- [Exercise objective]:
Your job is to restate each entry word for word.

- [Excerpted data]:
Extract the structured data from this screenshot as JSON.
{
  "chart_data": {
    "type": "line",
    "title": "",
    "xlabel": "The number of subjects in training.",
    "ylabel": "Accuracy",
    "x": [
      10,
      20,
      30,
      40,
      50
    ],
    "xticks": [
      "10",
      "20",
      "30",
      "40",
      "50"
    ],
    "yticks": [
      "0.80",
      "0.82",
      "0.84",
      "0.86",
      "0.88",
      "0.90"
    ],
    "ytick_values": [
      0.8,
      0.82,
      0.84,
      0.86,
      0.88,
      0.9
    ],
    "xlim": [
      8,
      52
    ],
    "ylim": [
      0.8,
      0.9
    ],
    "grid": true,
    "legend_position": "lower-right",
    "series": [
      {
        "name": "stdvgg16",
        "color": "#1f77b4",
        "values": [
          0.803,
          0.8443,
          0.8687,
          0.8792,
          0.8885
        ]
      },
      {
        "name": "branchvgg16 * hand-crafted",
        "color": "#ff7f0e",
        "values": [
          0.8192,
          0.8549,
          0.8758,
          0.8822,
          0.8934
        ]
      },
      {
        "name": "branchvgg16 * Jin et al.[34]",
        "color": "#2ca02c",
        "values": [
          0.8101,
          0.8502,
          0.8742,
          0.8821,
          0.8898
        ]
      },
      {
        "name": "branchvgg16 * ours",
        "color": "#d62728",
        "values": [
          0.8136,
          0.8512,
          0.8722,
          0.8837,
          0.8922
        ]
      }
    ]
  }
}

- [Answer to the exercise]:
Extract the structured data from this screenshot as JSON.
{
  "chart_data": {
    "type": "line",
    "title": "",
    "xlabel": "The number of subjects in training.",
    "ylabel": "Accuracy",
    "x": [
      10,
      20,
      30,
      40,
      50
    ],
    "xticks": [
      "10",
      "20",
      "30",
      "40",
      "50"
    ],
    "yticks": [
      "0.80",
      "0.82",
      "0.84",
      "0.86",
      "0.88",
      "0.90"
    ],
    "ytick_values": [
      0.8,
      0.82,
      0.84,
      0.86,
      0.88,
      0.9
    ],
    "xlim": [
      8,
      52
    ],
    "ylim": [
      0.8,
      0.9
    ],
    "grid": true,
    "legend_position": "lower-right",
    "series": [
      {
        "name": "stdvgg16",
        "color": "#1f77b4",
        "values": [
          0.803,
          0.8443,
          0.8687,
          0.8792,
          0.8885
        ]
      },
      {
        "name": "branchvgg16 * hand-crafted",
        "color": "#ff7f0e",
        "values": [
          0.8192,
          0.8549,
          0.8758,
          0.8822,
          0.8934
        ]
      },
      {
        "name": "branchvgg16 * Jin et al.[34]",
        "color": "#2ca02c",
        "values": [
          0.8101,
          0.8502,
          0.8742,
          0.8821,
          0.8898
        ]
      },
      {
        "name": "branchvgg16 * ours",
        "color": "#d62728",
        "values": [
          0.8136,
          0.8512,
          0.8722,
          0.8837,
          0.8922
        ]
      }
    ]
  }
}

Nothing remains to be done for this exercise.